INSTRUCTIONS TO FOLLOW: The exercise asks you to copy every line below in which "document" appears.

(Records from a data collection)
□ □ □ □ □
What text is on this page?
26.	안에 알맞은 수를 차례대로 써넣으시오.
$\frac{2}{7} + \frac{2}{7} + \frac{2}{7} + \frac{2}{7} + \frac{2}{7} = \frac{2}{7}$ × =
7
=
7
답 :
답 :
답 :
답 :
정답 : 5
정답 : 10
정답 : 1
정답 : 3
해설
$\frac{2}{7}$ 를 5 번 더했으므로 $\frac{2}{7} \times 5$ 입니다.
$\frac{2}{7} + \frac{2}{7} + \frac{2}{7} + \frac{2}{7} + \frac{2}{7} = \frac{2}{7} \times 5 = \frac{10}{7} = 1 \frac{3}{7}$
□ □ □ □ □
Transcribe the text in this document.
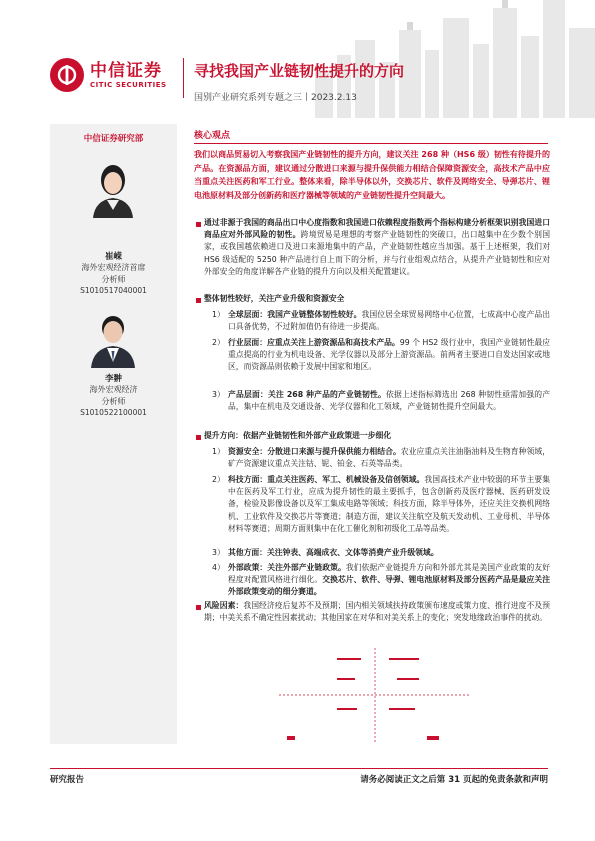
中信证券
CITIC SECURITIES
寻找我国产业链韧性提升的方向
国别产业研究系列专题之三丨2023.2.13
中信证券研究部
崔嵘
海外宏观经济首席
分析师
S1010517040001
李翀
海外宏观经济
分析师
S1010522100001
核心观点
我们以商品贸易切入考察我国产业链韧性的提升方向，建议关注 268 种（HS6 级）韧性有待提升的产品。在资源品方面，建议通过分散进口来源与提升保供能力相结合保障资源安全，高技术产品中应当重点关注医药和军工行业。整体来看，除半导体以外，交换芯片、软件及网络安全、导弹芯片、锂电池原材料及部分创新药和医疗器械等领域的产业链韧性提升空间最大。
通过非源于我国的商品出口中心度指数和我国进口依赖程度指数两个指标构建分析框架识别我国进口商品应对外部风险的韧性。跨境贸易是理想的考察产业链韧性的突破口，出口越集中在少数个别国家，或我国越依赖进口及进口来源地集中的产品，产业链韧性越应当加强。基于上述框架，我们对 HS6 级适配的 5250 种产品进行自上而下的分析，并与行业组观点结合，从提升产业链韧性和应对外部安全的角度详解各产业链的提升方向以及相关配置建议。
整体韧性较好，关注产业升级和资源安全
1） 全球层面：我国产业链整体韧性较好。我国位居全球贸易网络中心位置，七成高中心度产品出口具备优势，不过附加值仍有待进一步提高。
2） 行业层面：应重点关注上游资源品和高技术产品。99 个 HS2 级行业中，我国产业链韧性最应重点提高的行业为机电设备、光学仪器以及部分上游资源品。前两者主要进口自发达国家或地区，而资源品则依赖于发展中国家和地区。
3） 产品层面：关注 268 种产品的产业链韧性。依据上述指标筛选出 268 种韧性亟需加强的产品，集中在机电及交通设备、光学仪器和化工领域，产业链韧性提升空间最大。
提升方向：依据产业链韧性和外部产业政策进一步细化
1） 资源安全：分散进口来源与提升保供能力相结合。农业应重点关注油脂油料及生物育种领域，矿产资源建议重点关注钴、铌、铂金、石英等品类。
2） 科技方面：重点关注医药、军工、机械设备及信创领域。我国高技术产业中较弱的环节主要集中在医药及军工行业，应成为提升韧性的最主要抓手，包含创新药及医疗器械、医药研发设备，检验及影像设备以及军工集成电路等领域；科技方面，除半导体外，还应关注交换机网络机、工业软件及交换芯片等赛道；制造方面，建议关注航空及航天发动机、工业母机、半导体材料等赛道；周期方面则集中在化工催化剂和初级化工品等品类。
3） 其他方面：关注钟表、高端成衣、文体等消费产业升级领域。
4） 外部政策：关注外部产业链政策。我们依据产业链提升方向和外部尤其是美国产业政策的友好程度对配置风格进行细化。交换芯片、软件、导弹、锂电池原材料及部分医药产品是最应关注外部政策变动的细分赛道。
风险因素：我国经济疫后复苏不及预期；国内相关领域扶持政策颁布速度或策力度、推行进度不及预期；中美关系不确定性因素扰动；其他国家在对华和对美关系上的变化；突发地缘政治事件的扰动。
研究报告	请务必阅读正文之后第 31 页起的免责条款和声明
□ □ □ □ □
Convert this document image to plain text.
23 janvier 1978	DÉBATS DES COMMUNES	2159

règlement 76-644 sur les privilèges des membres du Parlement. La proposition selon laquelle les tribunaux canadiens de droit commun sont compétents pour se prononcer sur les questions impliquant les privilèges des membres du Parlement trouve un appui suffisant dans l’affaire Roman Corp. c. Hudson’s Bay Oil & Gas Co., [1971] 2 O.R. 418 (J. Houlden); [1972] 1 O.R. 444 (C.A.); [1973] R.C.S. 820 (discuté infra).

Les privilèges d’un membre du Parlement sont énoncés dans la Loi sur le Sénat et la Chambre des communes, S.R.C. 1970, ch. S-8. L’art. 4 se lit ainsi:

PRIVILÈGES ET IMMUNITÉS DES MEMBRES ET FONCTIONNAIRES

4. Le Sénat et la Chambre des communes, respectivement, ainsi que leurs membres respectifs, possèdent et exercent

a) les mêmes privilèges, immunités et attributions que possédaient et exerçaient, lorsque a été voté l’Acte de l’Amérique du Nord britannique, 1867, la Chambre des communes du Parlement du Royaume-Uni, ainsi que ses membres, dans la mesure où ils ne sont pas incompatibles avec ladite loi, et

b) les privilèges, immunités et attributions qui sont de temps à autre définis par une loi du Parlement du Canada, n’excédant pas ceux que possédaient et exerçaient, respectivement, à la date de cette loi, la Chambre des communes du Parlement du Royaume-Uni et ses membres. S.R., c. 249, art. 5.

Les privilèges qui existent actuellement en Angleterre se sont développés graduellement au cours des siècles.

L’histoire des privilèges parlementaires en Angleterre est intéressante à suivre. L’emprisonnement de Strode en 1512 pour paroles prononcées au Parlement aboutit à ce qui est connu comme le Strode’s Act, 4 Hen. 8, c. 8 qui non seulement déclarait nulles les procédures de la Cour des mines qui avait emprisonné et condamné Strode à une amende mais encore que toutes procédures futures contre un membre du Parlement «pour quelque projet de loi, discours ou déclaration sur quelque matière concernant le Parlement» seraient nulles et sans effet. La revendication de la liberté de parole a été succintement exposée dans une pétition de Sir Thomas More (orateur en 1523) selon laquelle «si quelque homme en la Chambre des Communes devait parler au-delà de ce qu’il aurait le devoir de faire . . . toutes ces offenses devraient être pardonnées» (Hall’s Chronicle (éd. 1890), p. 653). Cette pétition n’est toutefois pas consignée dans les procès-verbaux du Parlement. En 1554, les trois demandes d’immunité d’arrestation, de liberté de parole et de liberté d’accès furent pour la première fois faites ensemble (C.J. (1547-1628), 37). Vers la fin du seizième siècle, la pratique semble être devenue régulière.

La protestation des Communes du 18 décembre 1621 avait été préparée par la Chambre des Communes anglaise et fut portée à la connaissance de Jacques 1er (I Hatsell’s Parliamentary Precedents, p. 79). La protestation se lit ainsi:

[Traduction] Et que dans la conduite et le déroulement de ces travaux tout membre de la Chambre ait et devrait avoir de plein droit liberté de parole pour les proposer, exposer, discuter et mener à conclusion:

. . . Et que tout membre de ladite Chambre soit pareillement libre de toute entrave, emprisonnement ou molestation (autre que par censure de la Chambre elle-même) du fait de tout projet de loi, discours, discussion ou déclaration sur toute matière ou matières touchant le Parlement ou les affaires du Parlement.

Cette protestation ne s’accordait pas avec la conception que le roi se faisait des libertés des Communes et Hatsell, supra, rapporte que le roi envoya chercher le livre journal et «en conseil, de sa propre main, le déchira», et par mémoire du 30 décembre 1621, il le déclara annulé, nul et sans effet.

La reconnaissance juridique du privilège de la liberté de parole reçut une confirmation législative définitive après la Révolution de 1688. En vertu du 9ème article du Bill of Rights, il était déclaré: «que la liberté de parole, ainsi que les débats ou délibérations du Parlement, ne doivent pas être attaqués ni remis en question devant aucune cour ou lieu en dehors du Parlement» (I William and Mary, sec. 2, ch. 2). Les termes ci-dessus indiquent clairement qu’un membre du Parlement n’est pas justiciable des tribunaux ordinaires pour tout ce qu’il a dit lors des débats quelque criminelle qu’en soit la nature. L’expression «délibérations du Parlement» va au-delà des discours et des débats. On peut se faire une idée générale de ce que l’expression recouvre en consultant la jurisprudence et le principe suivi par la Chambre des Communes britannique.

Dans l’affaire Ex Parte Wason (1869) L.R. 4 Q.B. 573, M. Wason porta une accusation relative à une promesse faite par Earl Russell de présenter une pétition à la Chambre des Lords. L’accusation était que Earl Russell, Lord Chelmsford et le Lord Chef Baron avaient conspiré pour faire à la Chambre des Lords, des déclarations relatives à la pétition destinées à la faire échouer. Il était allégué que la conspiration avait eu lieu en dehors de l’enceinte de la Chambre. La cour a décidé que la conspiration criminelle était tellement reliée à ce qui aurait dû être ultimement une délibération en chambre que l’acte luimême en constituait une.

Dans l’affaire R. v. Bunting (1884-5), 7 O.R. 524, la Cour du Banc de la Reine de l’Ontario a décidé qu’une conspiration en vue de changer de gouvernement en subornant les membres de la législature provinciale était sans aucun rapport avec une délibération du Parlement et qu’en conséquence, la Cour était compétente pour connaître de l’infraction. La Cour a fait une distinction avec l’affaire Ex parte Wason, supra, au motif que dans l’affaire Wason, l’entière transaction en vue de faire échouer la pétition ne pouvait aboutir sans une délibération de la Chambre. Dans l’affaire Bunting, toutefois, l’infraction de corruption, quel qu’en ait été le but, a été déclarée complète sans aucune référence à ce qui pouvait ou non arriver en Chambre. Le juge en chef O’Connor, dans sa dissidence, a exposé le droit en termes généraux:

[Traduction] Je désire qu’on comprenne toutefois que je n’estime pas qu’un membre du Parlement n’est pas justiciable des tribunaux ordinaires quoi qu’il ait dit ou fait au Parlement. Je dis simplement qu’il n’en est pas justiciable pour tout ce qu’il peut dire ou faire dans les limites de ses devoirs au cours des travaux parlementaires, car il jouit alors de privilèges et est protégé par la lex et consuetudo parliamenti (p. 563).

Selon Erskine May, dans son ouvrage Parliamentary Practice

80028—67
□ □ □ □ □
RESULT:
Transcribe the text in this document.
Convert this document image to plain text.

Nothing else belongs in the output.